### DATA LISTING
•••••

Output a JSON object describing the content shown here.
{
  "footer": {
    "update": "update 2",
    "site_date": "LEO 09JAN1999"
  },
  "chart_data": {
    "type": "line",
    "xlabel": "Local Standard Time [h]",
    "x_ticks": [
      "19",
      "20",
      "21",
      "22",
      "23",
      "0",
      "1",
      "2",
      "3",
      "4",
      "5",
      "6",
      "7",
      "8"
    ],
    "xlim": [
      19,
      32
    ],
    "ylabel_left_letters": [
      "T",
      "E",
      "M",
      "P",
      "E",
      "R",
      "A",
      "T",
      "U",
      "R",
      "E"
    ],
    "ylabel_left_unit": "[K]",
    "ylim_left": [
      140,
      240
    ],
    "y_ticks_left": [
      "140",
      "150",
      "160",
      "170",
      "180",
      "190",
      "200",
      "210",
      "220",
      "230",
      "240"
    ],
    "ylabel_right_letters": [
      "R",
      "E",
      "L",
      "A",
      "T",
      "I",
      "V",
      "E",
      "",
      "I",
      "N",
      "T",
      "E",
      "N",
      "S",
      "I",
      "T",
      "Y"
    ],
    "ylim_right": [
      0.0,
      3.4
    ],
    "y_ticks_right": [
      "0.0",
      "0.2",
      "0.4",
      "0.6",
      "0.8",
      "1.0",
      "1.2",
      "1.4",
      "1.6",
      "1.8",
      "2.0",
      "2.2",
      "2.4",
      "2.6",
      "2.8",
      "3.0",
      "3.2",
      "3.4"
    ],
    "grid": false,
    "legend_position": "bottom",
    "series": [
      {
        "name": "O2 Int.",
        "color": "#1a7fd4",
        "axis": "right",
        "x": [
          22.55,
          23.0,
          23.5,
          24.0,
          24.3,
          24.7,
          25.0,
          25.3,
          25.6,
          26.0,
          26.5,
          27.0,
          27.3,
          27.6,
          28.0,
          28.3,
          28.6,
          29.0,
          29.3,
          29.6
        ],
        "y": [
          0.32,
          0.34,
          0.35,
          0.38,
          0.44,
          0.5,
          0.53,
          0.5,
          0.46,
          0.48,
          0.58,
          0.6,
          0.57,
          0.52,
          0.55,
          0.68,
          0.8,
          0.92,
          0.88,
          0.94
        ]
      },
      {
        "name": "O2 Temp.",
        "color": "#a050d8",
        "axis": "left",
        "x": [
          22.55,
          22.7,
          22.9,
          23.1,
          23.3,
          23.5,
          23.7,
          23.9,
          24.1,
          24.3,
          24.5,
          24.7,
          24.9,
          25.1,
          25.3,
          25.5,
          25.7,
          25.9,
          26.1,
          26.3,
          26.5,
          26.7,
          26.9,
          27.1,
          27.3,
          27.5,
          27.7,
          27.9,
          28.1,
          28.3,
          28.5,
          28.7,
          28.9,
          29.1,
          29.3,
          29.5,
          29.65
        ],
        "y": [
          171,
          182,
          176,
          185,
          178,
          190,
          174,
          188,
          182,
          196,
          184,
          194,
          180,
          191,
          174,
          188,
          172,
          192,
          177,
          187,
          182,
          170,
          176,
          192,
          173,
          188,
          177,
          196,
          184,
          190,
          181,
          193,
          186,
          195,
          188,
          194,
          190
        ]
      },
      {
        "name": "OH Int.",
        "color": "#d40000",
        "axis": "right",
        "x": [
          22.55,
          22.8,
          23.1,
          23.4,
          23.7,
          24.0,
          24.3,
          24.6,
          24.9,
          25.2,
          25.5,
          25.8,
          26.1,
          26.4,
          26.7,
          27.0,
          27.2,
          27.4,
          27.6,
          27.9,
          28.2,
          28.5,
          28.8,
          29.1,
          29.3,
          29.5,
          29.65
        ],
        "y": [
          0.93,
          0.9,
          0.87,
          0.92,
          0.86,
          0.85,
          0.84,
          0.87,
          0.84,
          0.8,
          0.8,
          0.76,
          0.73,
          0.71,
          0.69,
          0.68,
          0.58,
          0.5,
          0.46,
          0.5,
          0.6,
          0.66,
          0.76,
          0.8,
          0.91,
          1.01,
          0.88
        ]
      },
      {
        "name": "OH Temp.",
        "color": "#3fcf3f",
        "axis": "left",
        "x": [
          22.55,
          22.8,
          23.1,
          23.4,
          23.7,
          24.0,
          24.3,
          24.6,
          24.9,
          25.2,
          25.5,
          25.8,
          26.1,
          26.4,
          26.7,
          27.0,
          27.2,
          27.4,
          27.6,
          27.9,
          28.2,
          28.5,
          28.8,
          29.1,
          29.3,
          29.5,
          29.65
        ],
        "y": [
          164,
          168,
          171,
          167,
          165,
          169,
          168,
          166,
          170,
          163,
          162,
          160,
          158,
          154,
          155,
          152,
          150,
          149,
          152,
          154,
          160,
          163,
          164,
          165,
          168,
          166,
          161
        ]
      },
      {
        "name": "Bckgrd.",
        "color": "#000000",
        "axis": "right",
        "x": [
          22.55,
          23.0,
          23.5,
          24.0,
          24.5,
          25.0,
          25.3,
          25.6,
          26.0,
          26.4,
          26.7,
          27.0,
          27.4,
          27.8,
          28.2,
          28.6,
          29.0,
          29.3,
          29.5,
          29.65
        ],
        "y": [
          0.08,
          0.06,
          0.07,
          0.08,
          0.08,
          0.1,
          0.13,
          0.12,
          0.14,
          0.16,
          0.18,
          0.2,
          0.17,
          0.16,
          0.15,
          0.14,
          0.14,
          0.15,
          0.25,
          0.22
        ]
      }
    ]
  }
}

•••••

### WORK TO BE COMPLETED
Copy out all of the records above with nothing altered.

### EXERCISE SOLUTION
Output a JSON object describing the content shown here.
{
  "footer": {
    "update": "update 2",
    "site_date": "LEO 09JAN1999"
  },
  "chart_data": {
    "type": "line",
    "xlabel": "Local Standard Time [h]",
    "x_ticks": [
      "19",
      "20",
      "21",
      "22",
      "23",
      "0",
      "1",
      "2",
      "3",
      "4",
      "5",
      "6",
      "7",
      "8"
    ],
    "xlim": [
      19,
      32
    ],
    "ylabel_left_letters": [
      "T",
      "E",
      "M",
      "P",
      "E",
      "R",
      "A",
      "T",
      "U",
      "R",
      "E"
    ],
    "ylabel_left_unit": "[K]",
    "ylim_left": [
      140,
      240
    ],
    "y_ticks_left": [
      "140",
      "150",
      "160",
      "170",
      "180",
      "190",
      "200",
      "210",
      "220",
      "230",
      "240"
    ],
    "ylabel_right_letters": [
      "R",
      "E",
      "L",
      "A",
      "T",
      "I",
      "V",
      "E",
      "",
      "I",
      "N",
      "T",
      "E",
      "N",
      "S",
      "I",
      "T",
      "Y"
    ],
    "ylim_right": [
      0.0,
      3.4
    ],
    "y_ticks_right": [
      "0.0",
      "0.2",
      "0.4",
      "0.6",
      "0.8",
      "1.0",
      "1.2",
      "1.4",
      "1.6",
      "1.8",
      "2.0",
      "2.2",
      "2.4",
      "2.6",
      "2.8",
      "3.0",
      "3.2",
      "3.4"
    ],
    "grid": false,
    "legend_position": "bottom",
    "series": [
      {
        "name": "O2 Int.",
        "color": "#1a7fd4",
        "axis": "right",
        "x": [
          22.55,
          23.0,
          23.5,
          24.0,
          24.3,
          24.7,
          25.0,
          25.3,
          25.6,
          26.0,
          26.5,
          27.0,
          27.3,
          27.6,
          28.0,
          28.3,
          28.6,
          29.0,
          29.3,
          29.6
        ],
        "y": [
          0.32,
          0.34,
          0.35,
          0.38,
          0.44,
          0.5,
          0.53,
          0.5,
          0.46,
          0.48,
          0.58,
          0.6,
          0.57,
          0.52,
          0.55,
          0.68,
          0.8,
          0.92,
          0.88,
          0.94
        ]
      },
      {
        "name": "O2 Temp.",
        "color": "#a050d8",
        "axis": "left",
        "x": [
          22.55,
          22.7,
          22.9,
          23.1,
          23.3,
          23.5,
          23.7,
          23.9,
          24.1,
          24.3,
          24.5,
          24.7,
          24.9,
          25.1,
          25.3,
          25.5,
          25.7,
          25.9,
          26.1,
          26.3,
          26.5,
          26.7,
          26.9,
          27.1,
          27.3,
          27.5,
          27.7,
          27.9,
          28.1,
          28.3,
          28.5,
          28.7,
          28.9,
          29.1,
          29.3,
          29.5,
          29.65
        ],
        "y": [
          171,
          182,
          176,
          185,
          178,
          190,
          174,
          188,
          182,
          196,
          184,
          194,
          180,
          191,
          174,
          188,
          172,
          192,
          177,
          187,
          182,
          170,
          176,
          192,
          173,
          188,
          177,
          196,
          184,
          190,
          181,
          193,
          186,
          195,
          188,
          194,
          190
        ]
      },
      {
        "name": "OH Int.",
        "color": "#d40000",
        "axis": "right",
        "x": [
          22.55,
          22.8,
          23.1,
          23.4,
          23.7,
          24.0,
          24.3,
          24.6,
          24.9,
          25.2,
          25.5,
          25.8,
          26.1,
          26.4,
          26.7,
          27.0,
          27.2,
          27.4,
          27.6,
          27.9,
          28.2,
          28.5,
          28.8,
          29.1,
          29.3,
          29.5,
          29.65
        ],
        "y": [
          0.93,
          0.9,
          0.87,
          0.92,
          0.86,
          0.85,
          0.84,
          0.87,
          0.84,
          0.8,
          0.8,
          0.76,
          0.73,
          0.71,
          0.69,
          0.68,
          0.58,
          0.5,
          0.46,
          0.5,
          0.6,
          0.66,
          0.76,
          0.8,
          0.91,
          1.01,
          0.88
        ]
      },
      {
        "name": "OH Temp.",
        "color": "#3fcf3f",
        "axis": "left",
        "x": [
          22.55,
          22.8,
          23.1,
          23.4,
          23.7,
          24.0,
          24.3,
          24.6,
          24.9,
          25.2,
          25.5,
          25.8,
          26.1,
          26.4,
          26.7,
          27.0,
          27.2,
          27.4,
          27.6,
          27.9,
          28.2,
          28.5,
          28.8,
          29.1,
          29.3,
          29.5,
          29.65
        ],
        "y": [
          164,
          168,
          171,
          167,
          165,
          169,
          168,
          166,
          170,
          163,
          162,
          160,
          158,
          154,
          155,
          152,
          150,
          149,
          152,
          154,
          160,
          163,
          164,
          165,
          168,
          166,
          161
        ]
      },
      {
        "name": "Bckgrd.",
        "color": "#000000",
        "axis": "right",
        "x": [
          22.55,
          23.0,
          23.5,
          24.0,
          24.5,
          25.0,
          25.3,
          25.6,
          26.0,
          26.4,
          26.7,
          27.0,
          27.4,
          27.8,
          28.2,
          28.6,
          29.0,
          29.3,
          29.5,
          29.65
        ],
        "y": [
          0.08,
          0.06,
          0.07,
          0.08,
          0.08,
          0.1,
          0.13,
          0.12,
          0.14,
          0.16,
          0.18,
          0.2,
          0.17,
          0.16,
          0.15,
          0.14,
          0.14,
          0.15,
          0.25,
          0.22
        ]
      }
    ]
  }
}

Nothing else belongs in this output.